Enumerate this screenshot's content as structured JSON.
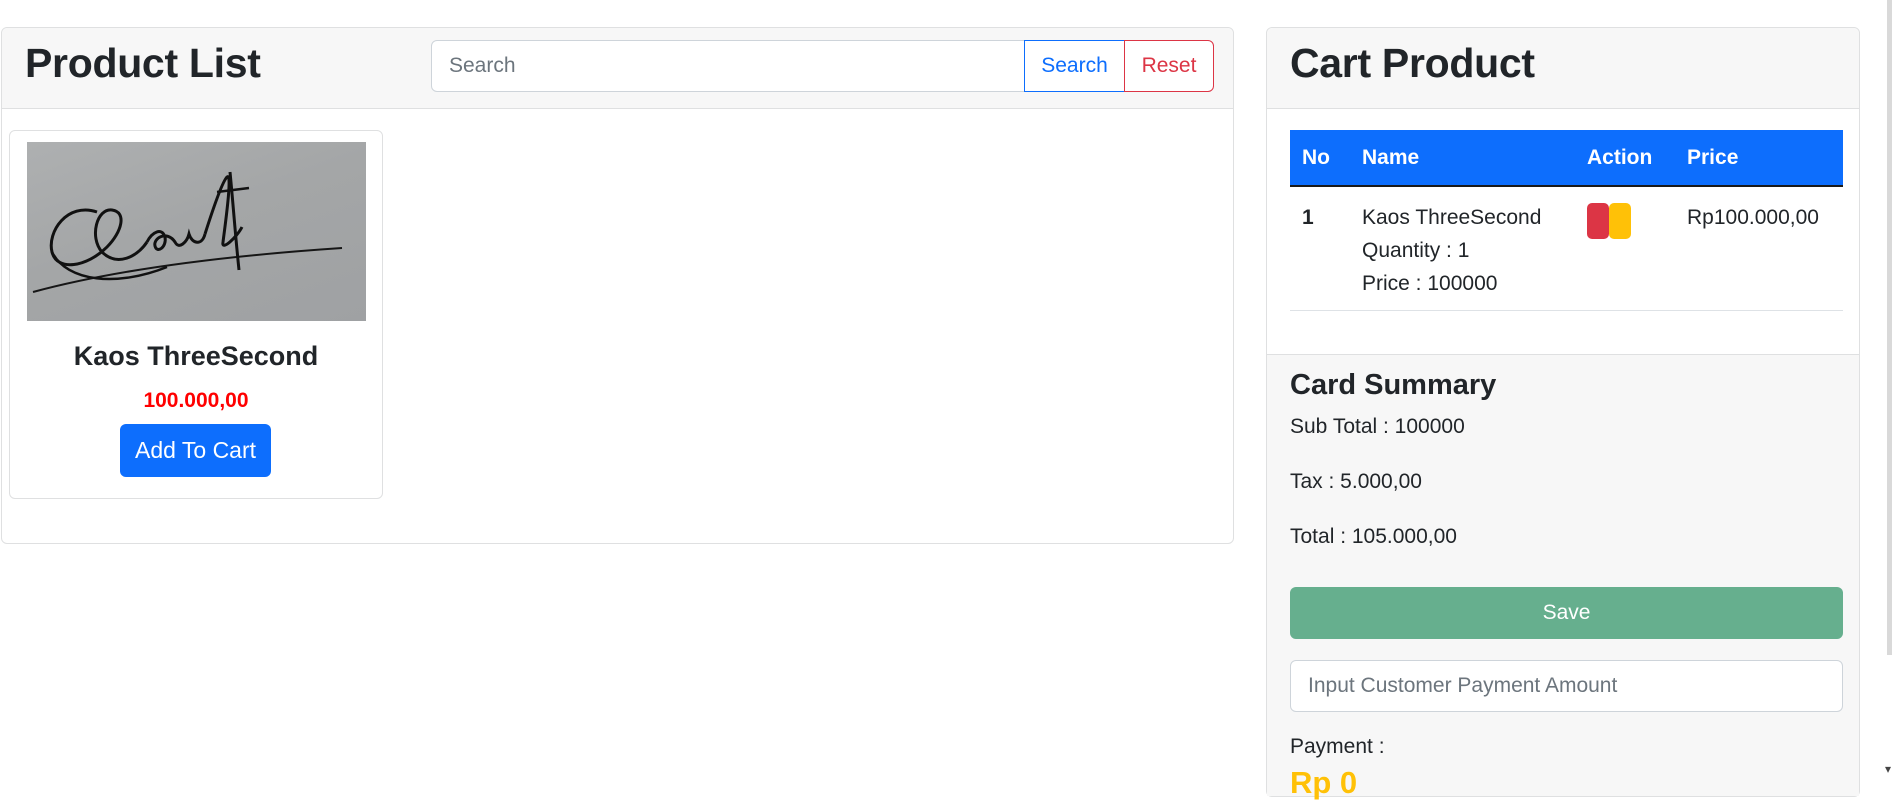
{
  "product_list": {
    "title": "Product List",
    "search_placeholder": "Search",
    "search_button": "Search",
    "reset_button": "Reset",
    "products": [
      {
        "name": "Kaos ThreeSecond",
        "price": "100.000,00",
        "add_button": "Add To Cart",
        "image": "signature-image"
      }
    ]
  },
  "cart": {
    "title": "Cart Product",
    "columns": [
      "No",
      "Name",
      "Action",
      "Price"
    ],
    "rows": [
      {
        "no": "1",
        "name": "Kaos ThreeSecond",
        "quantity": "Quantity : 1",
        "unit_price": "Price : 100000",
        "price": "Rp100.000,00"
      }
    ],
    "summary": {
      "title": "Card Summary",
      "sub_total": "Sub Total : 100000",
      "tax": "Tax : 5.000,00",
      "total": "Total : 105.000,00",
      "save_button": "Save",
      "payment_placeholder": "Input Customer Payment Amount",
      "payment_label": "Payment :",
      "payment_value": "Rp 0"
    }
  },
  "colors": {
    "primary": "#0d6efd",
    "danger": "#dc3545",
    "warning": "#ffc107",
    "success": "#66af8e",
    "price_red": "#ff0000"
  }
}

.....

**Directive**
Look through the entries and return every line where "Total" appears.

**Exercise output**
      "sub_total": "Sub Total : 100000",
      "total": "Total : 105.000,00",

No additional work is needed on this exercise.